**Given problem:**
Print each of the following entries verbatim, keeping every line in the same order and unchanged.

[Rows from a layout dataset]
# # # # # # #

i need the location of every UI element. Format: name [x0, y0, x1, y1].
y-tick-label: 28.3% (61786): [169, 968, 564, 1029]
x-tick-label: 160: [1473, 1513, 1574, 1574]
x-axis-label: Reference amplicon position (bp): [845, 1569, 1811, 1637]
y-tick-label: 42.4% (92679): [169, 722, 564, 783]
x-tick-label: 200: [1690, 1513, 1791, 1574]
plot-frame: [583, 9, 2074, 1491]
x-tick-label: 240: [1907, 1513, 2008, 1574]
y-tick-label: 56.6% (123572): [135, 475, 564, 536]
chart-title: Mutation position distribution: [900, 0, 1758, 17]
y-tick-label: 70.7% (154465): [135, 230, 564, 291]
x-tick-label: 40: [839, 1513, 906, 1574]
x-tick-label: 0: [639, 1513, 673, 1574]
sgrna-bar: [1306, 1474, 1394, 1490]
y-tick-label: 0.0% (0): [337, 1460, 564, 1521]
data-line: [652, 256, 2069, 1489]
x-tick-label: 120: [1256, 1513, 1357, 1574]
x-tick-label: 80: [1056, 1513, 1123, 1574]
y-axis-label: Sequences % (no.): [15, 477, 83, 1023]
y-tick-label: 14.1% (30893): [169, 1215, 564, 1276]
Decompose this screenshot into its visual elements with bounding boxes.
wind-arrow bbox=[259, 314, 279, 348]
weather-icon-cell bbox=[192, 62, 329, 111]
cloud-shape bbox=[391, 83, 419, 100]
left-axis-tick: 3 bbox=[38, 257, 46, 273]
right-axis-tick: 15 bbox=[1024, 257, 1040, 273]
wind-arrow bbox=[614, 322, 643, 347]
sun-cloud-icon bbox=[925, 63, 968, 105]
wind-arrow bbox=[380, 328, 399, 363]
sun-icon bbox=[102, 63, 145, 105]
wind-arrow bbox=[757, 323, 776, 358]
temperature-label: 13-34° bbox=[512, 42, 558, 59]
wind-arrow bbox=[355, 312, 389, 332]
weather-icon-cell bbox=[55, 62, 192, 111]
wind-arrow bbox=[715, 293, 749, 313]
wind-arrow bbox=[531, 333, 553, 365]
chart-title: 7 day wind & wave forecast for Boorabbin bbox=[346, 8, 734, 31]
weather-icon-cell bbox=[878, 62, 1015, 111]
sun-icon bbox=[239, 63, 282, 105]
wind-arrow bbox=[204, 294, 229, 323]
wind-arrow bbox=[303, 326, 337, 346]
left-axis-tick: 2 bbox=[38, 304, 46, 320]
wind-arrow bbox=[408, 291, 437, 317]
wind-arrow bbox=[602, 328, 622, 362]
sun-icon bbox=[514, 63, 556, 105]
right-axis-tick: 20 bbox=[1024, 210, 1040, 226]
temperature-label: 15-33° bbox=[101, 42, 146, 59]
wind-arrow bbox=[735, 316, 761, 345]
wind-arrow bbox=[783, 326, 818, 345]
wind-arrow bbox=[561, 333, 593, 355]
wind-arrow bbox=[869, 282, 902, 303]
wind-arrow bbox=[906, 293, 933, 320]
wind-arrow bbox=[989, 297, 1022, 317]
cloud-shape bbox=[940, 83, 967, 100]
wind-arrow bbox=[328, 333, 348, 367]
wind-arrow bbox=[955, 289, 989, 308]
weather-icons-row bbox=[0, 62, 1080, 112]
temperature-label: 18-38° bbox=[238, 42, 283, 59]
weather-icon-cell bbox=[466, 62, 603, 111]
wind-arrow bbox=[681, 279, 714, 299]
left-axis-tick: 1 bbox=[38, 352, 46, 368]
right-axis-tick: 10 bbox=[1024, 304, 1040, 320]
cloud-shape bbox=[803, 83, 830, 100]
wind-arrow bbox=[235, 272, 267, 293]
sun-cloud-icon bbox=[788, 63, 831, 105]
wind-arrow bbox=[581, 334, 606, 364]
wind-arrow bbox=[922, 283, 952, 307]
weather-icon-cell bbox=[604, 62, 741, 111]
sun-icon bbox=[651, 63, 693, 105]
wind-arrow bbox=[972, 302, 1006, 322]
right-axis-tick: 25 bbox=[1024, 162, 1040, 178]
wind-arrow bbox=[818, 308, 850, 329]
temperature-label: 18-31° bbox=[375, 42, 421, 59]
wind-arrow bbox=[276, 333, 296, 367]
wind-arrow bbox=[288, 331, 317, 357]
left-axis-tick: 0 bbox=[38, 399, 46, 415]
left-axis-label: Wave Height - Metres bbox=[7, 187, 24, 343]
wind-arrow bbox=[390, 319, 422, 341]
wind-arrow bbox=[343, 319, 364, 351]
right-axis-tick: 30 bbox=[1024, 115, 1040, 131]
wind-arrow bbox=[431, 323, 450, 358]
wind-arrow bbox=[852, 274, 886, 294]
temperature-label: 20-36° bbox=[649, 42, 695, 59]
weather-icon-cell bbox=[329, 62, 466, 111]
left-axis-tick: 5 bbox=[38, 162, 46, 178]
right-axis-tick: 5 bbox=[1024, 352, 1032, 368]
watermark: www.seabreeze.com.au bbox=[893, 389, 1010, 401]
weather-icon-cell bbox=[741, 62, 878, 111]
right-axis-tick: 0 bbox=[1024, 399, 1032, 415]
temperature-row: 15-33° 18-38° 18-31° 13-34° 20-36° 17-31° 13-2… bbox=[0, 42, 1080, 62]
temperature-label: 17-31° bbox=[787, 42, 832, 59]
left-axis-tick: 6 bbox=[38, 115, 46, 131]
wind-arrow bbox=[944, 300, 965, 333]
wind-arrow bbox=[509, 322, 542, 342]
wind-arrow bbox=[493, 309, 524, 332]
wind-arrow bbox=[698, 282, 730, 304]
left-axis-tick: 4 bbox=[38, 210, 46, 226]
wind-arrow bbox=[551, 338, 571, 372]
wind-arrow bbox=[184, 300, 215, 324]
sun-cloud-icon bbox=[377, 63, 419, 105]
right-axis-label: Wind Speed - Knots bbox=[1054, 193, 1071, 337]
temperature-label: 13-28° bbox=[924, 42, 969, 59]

# # # # # # #

**Solution:**
i need the location of every UI element. Format: name [x0, y0, x1, y1].
y-tick-label: 28.3% (61786): [169, 968, 564, 1029]
x-tick-label: 160: [1473, 1513, 1574, 1574]
x-axis-label: Reference amplicon position (bp): [845, 1569, 1811, 1637]
y-tick-label: 42.4% (92679): [169, 722, 564, 783]
x-tick-label: 200: [1690, 1513, 1791, 1574]
plot-frame: [583, 9, 2074, 1491]
x-tick-label: 240: [1907, 1513, 2008, 1574]
y-tick-label: 56.6% (123572): [135, 475, 564, 536]
chart-title: Mutation position distribution: [900, 0, 1758, 17]
y-tick-label: 70.7% (154465): [135, 230, 564, 291]
x-tick-label: 40: [839, 1513, 906, 1574]
x-tick-label: 0: [639, 1513, 673, 1574]
sgrna-bar: [1306, 1474, 1394, 1490]
y-tick-label: 0.0% (0): [337, 1460, 564, 1521]
data-line: [652, 256, 2069, 1489]
x-tick-label: 120: [1256, 1513, 1357, 1574]
x-tick-label: 80: [1056, 1513, 1123, 1574]
y-axis-label: Sequences % (no.): [15, 477, 83, 1023]
y-tick-label: 14.1% (30893): [169, 1215, 564, 1276]
Decompose this screenshot into its visual elements with bounding boxes.
wind-arrow bbox=[259, 314, 279, 348]
weather-icon-cell bbox=[192, 62, 329, 111]
cloud-shape bbox=[391, 83, 419, 100]
left-axis-tick: 3 bbox=[38, 257, 46, 273]
right-axis-tick: 15 bbox=[1024, 257, 1040, 273]
wind-arrow bbox=[614, 322, 643, 347]
sun-cloud-icon bbox=[925, 63, 968, 105]
wind-arrow bbox=[380, 328, 399, 363]
sun-icon bbox=[102, 63, 145, 105]
wind-arrow bbox=[757, 323, 776, 358]
temperature-label: 13-34° bbox=[512, 42, 558, 59]
wind-arrow bbox=[355, 312, 389, 332]
weather-icon-cell bbox=[55, 62, 192, 111]
wind-arrow bbox=[715, 293, 749, 313]
wind-arrow bbox=[531, 333, 553, 365]
chart-title: 7 day wind & wave forecast for Boorabbin bbox=[346, 8, 734, 31]
weather-icon-cell bbox=[878, 62, 1015, 111]
sun-icon bbox=[239, 63, 282, 105]
wind-arrow bbox=[204, 294, 229, 323]
wind-arrow bbox=[303, 326, 337, 346]
left-axis-tick: 2 bbox=[38, 304, 46, 320]
wind-arrow bbox=[408, 291, 437, 317]
wind-arrow bbox=[602, 328, 622, 362]
sun-icon bbox=[514, 63, 556, 105]
right-axis-tick: 20 bbox=[1024, 210, 1040, 226]
temperature-label: 15-33° bbox=[101, 42, 146, 59]
wind-arrow bbox=[735, 316, 761, 345]
wind-arrow bbox=[783, 326, 818, 345]
wind-arrow bbox=[561, 333, 593, 355]
wind-arrow bbox=[869, 282, 902, 303]
wind-arrow bbox=[906, 293, 933, 320]
wind-arrow bbox=[989, 297, 1022, 317]
cloud-shape bbox=[940, 83, 967, 100]
wind-arrow bbox=[328, 333, 348, 367]
wind-arrow bbox=[955, 289, 989, 308]
weather-icons-row bbox=[0, 62, 1080, 112]
temperature-label: 18-38° bbox=[238, 42, 283, 59]
weather-icon-cell bbox=[466, 62, 603, 111]
wind-arrow bbox=[681, 279, 714, 299]
left-axis-tick: 1 bbox=[38, 352, 46, 368]
right-axis-tick: 10 bbox=[1024, 304, 1040, 320]
cloud-shape bbox=[803, 83, 830, 100]
wind-arrow bbox=[235, 272, 267, 293]
sun-cloud-icon bbox=[788, 63, 831, 105]
wind-arrow bbox=[581, 334, 606, 364]
wind-arrow bbox=[922, 283, 952, 307]
weather-icon-cell bbox=[604, 62, 741, 111]
sun-icon bbox=[651, 63, 693, 105]
wind-arrow bbox=[972, 302, 1006, 322]
right-axis-tick: 25 bbox=[1024, 162, 1040, 178]
wind-arrow bbox=[818, 308, 850, 329]
temperature-label: 18-31° bbox=[375, 42, 421, 59]
wind-arrow bbox=[276, 333, 296, 367]
wind-arrow bbox=[288, 331, 317, 357]
left-axis-tick: 0 bbox=[38, 399, 46, 415]
left-axis-label: Wave Height - Metres bbox=[7, 187, 24, 343]
wind-arrow bbox=[390, 319, 422, 341]
wind-arrow bbox=[343, 319, 364, 351]
right-axis-tick: 30 bbox=[1024, 115, 1040, 131]
wind-arrow bbox=[431, 323, 450, 358]
wind-arrow bbox=[852, 274, 886, 294]
temperature-label: 20-36° bbox=[649, 42, 695, 59]
weather-icon-cell bbox=[329, 62, 466, 111]
left-axis-tick: 5 bbox=[38, 162, 46, 178]
right-axis-tick: 5 bbox=[1024, 352, 1032, 368]
watermark: www.seabreeze.com.au bbox=[893, 389, 1010, 401]
weather-icon-cell bbox=[741, 62, 878, 111]
right-axis-tick: 0 bbox=[1024, 399, 1032, 415]
temperature-row: 15-33° 18-38° 18-31° 13-34° 20-36° 17-31° 13-2… bbox=[0, 42, 1080, 62]
temperature-label: 17-31° bbox=[787, 42, 832, 59]
left-axis-tick: 6 bbox=[38, 115, 46, 131]
wind-arrow bbox=[944, 300, 965, 333]
wind-arrow bbox=[509, 322, 542, 342]
wind-arrow bbox=[493, 309, 524, 332]
wind-arrow bbox=[698, 282, 730, 304]
left-axis-tick: 4 bbox=[38, 210, 46, 226]
wind-arrow bbox=[551, 338, 571, 372]
wind-arrow bbox=[184, 300, 215, 324]
sun-cloud-icon bbox=[377, 63, 419, 105]
right-axis-label: Wind Speed - Knots bbox=[1054, 193, 1071, 337]
temperature-label: 13-28° bbox=[924, 42, 969, 59]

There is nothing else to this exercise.